Extracted data entries:

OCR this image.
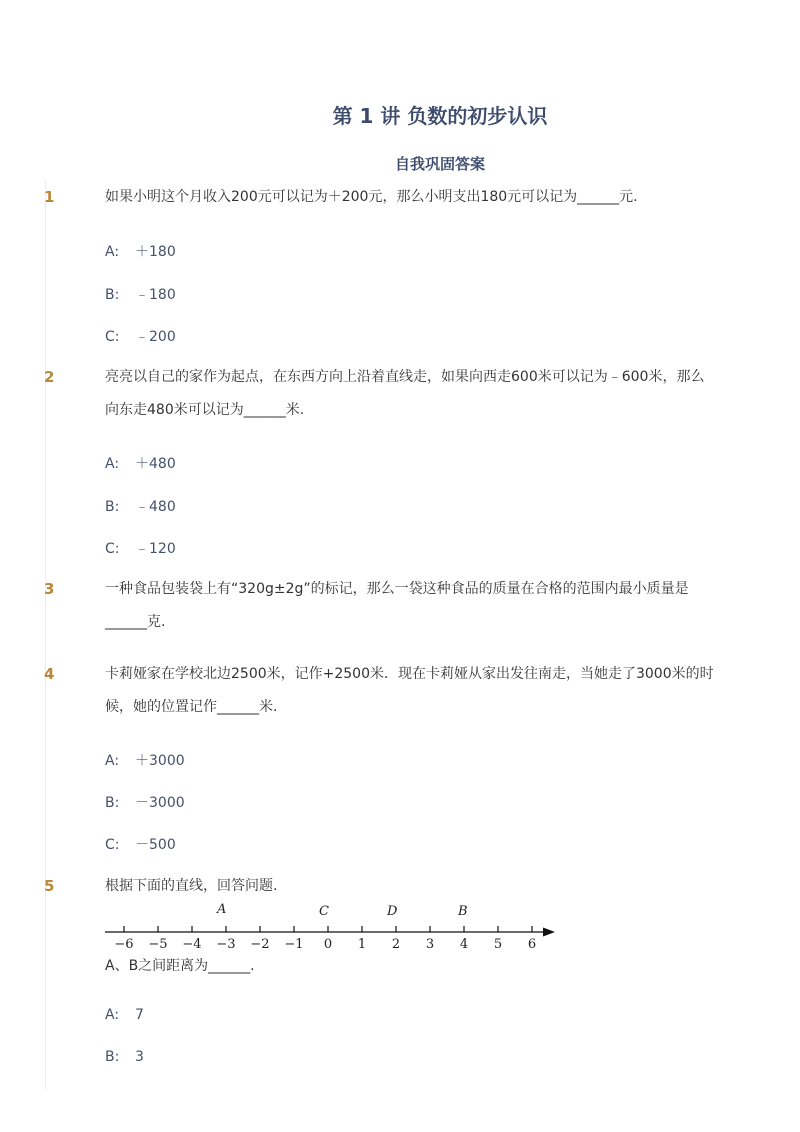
第 1 讲 负数的初步认识
自我巩固答案
1	如果小明这个月收入200元可以记为＋200元，那么小明支出180元可以记为______元.
A: ＋180
B: ﹣180
C: ﹣200
2	亮亮以自己的家作为起点，在东西方向上沿着直线走，如果向西走600米可以记为﹣600米，那么向东走480米可以记为______米.
A: ＋480
B: ﹣480
C: ﹣120
3	一种食品包装袋上有“320g±2g”的标记，那么一袋这种食品的质量在合格的范围内最小质量是______克.
4	卡莉娅家在学校北边2500米，记作+2500米．现在卡莉娅从家出发往南走，当她走了3000米的时候，她的位置记作______米.
A: ＋3000
B: －3000
C: －500
5	根据下面的直线，回答问题.
−6 −5 −4 −3 −2 −1 0 1 2 3 4 5 6
A	C	D	B
A、B之间距离为______.
A: 7
B: 3
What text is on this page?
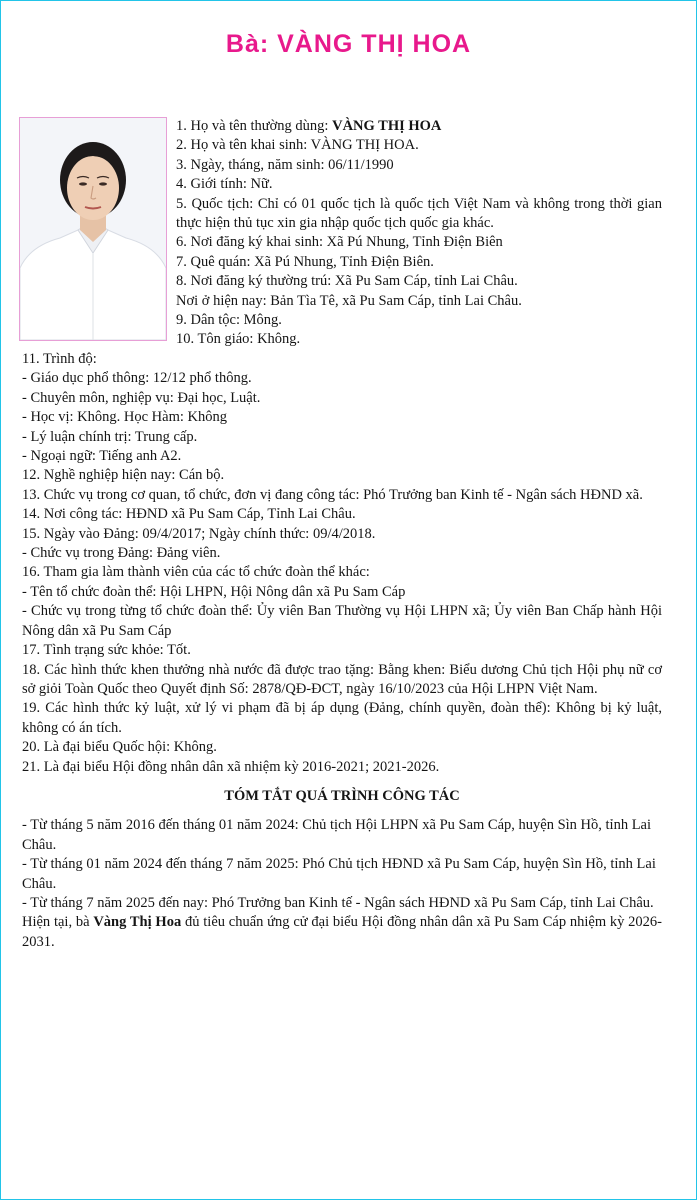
Bà: VÀNG THỊ HOA

1. Họ và tên thường dùng: VÀNG THỊ HOA

2. Họ và tên khai sinh: VÀNG THỊ HOA.

3. Ngày, tháng, năm sinh: 06/11/1990

4. Giới tính: Nữ.

5. Quốc tịch: Chỉ có 01 quốc tịch là quốc tịch Việt Nam và không trong thời gian thực hiện thủ tục xin gia nhập quốc tịch quốc gia khác.

6. Nơi đăng ký khai sinh: Xã Pú Nhung, Tỉnh Điện Biên

7. Quê quán: Xã Pú Nhung, Tỉnh Điện Biên.

8. Nơi đăng ký thường trú: Xã Pu Sam Cáp, tỉnh Lai Châu.

Nơi ở hiện nay: Bản Tìa Tê, xã Pu Sam Cáp, tỉnh Lai Châu.

9. Dân tộc: Mông.

10. Tôn giáo: Không.

11. Trình độ:

- Giáo dục phổ thông: 12/12 phổ thông.

- Chuyên môn, nghiệp vụ: Đại học, Luật.

- Học vị: Không. Học Hàm: Không

- Lý luận chính trị: Trung cấp.

- Ngoại ngữ: Tiếng anh A2.

12. Nghề nghiệp hiện nay: Cán bộ.

13. Chức vụ trong cơ quan, tổ chức, đơn vị đang công tác: Phó Trưởng ban Kinh tế - Ngân sách HĐND xã.

14. Nơi công tác: HĐND xã Pu Sam Cáp, Tỉnh Lai Châu.

15. Ngày vào Đảng: 09/4/2017; Ngày chính thức: 09/4/2018.

- Chức vụ trong Đảng: Đảng viên.

16. Tham gia làm thành viên của các tổ chức đoàn thể khác:

- Tên tổ chức đoàn thể: Hội LHPN, Hội Nông dân xã Pu Sam Cáp

- Chức vụ trong từng tổ chức đoàn thể: Ủy viên Ban Thường vụ Hội LHPN xã; Ủy viên Ban Chấp hành Hội Nông dân xã Pu Sam Cáp

17. Tình trạng sức khỏe: Tốt.

18. Các hình thức khen thưởng nhà nước đã được trao tặng: Bằng khen: Biểu dương Chủ tịch Hội phụ nữ cơ sở giỏi Toàn Quốc theo Quyết định Số: 2878/QĐ-ĐCT, ngày 16/10/2023 của Hội LHPN Việt Nam.

19. Các hình thức kỷ luật, xử lý vi phạm đã bị áp dụng (Đảng, chính quyền, đoàn thể): Không bị kỷ luật, không có án tích.

20. Là đại biểu Quốc hội: Không.

21. Là đại biểu Hội đồng nhân dân xã nhiệm kỳ 2016-2021; 2021-2026.

TÓM TẮT QUÁ TRÌNH CÔNG TÁC

- Từ tháng 5 năm 2016 đến tháng 01 năm 2024: Chủ tịch Hội LHPN xã Pu Sam Cáp, huyện Sìn Hồ, tỉnh Lai Châu.

- Từ tháng 01 năm 2024 đến tháng 7 năm 2025: Phó Chủ tịch HĐND xã Pu Sam Cáp, huyện Sìn Hồ, tỉnh Lai Châu.

- Từ tháng 7 năm 2025 đến nay: Phó Trưởng ban Kinh tế - Ngân sách HĐND xã Pu Sam Cáp, tỉnh Lai Châu.

Hiện tại, bà Vàng Thị Hoa đủ tiêu chuẩn ứng cử đại biểu Hội đồng nhân dân xã Pu Sam Cáp nhiệm kỳ 2026-2031.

◆ **WHAT THIS TASK INVOLVES**
Return the full material word for word. Do not include the pictures.

◆ **WRITTEN SOLUTION**
OCR this image.
第 1 讲 负数的初步认识
自我巩固答案
1	如果小明这个月收入200元可以记为＋200元，那么小明支出180元可以记为______元.
A: ＋180
B: ﹣180
C: ﹣200
2	亮亮以自己的家作为起点，在东西方向上沿着直线走，如果向西走600米可以记为﹣600米，那么向东走480米可以记为______米.
A: ＋480
B: ﹣480
C: ﹣120
3	一种食品包装袋上有“320g±2g”的标记，那么一袋这种食品的质量在合格的范围内最小质量是______克.
4	卡莉娅家在学校北边2500米，记作+2500米．现在卡莉娅从家出发往南走，当她走了3000米的时候，她的位置记作______米.
A: ＋3000
B: －3000
C: －500
5	根据下面的直线，回答问题.
−6 −5 −4 −3 −2 −1 0 1 2 3 4 5 6
A	C	D	B
A、B之间距离为______.
A: 7
B: 3
What text is on this page?
Bà: VÀNG THỊ HOA

1. Họ và tên thường dùng: VÀNG THỊ HOA

2. Họ và tên khai sinh: VÀNG THỊ HOA.

3. Ngày, tháng, năm sinh: 06/11/1990

4. Giới tính: Nữ.

5. Quốc tịch: Chỉ có 01 quốc tịch là quốc tịch Việt Nam và không trong thời gian thực hiện thủ tục xin gia nhập quốc tịch quốc gia khác.

6. Nơi đăng ký khai sinh: Xã Pú Nhung, Tỉnh Điện Biên

7. Quê quán: Xã Pú Nhung, Tỉnh Điện Biên.

8. Nơi đăng ký thường trú: Xã Pu Sam Cáp, tỉnh Lai Châu.

Nơi ở hiện nay: Bản Tìa Tê, xã Pu Sam Cáp, tỉnh Lai Châu.

9. Dân tộc: Mông.

10. Tôn giáo: Không.

11. Trình độ:

- Giáo dục phổ thông: 12/12 phổ thông.

- Chuyên môn, nghiệp vụ: Đại học, Luật.

- Học vị: Không. Học Hàm: Không

- Lý luận chính trị: Trung cấp.

- Ngoại ngữ: Tiếng anh A2.

12. Nghề nghiệp hiện nay: Cán bộ.

13. Chức vụ trong cơ quan, tổ chức, đơn vị đang công tác: Phó Trưởng ban Kinh tế - Ngân sách HĐND xã.

14. Nơi công tác: HĐND xã Pu Sam Cáp, Tỉnh Lai Châu.

15. Ngày vào Đảng: 09/4/2017; Ngày chính thức: 09/4/2018.

- Chức vụ trong Đảng: Đảng viên.

16. Tham gia làm thành viên của các tổ chức đoàn thể khác:

- Tên tổ chức đoàn thể: Hội LHPN, Hội Nông dân xã Pu Sam Cáp

- Chức vụ trong từng tổ chức đoàn thể: Ủy viên Ban Thường vụ Hội LHPN xã; Ủy viên Ban Chấp hành Hội Nông dân xã Pu Sam Cáp

17. Tình trạng sức khỏe: Tốt.

18. Các hình thức khen thưởng nhà nước đã được trao tặng: Bằng khen: Biểu dương Chủ tịch Hội phụ nữ cơ sở giỏi Toàn Quốc theo Quyết định Số: 2878/QĐ-ĐCT, ngày 16/10/2023 của Hội LHPN Việt Nam.

19. Các hình thức kỷ luật, xử lý vi phạm đã bị áp dụng (Đảng, chính quyền, đoàn thể): Không bị kỷ luật, không có án tích.

20. Là đại biểu Quốc hội: Không.

21. Là đại biểu Hội đồng nhân dân xã nhiệm kỳ 2016-2021; 2021-2026.

TÓM TẮT QUÁ TRÌNH CÔNG TÁC

- Từ tháng 5 năm 2016 đến tháng 01 năm 2024: Chủ tịch Hội LHPN xã Pu Sam Cáp, huyện Sìn Hồ, tỉnh Lai Châu.

- Từ tháng 01 năm 2024 đến tháng 7 năm 2025: Phó Chủ tịch HĐND xã Pu Sam Cáp, huyện Sìn Hồ, tỉnh Lai Châu.

- Từ tháng 7 năm 2025 đến nay: Phó Trưởng ban Kinh tế - Ngân sách HĐND xã Pu Sam Cáp, tỉnh Lai Châu.

Hiện tại, bà Vàng Thị Hoa đủ tiêu chuẩn ứng cử đại biểu Hội đồng nhân dân xã Pu Sam Cáp nhiệm kỳ 2026-2031.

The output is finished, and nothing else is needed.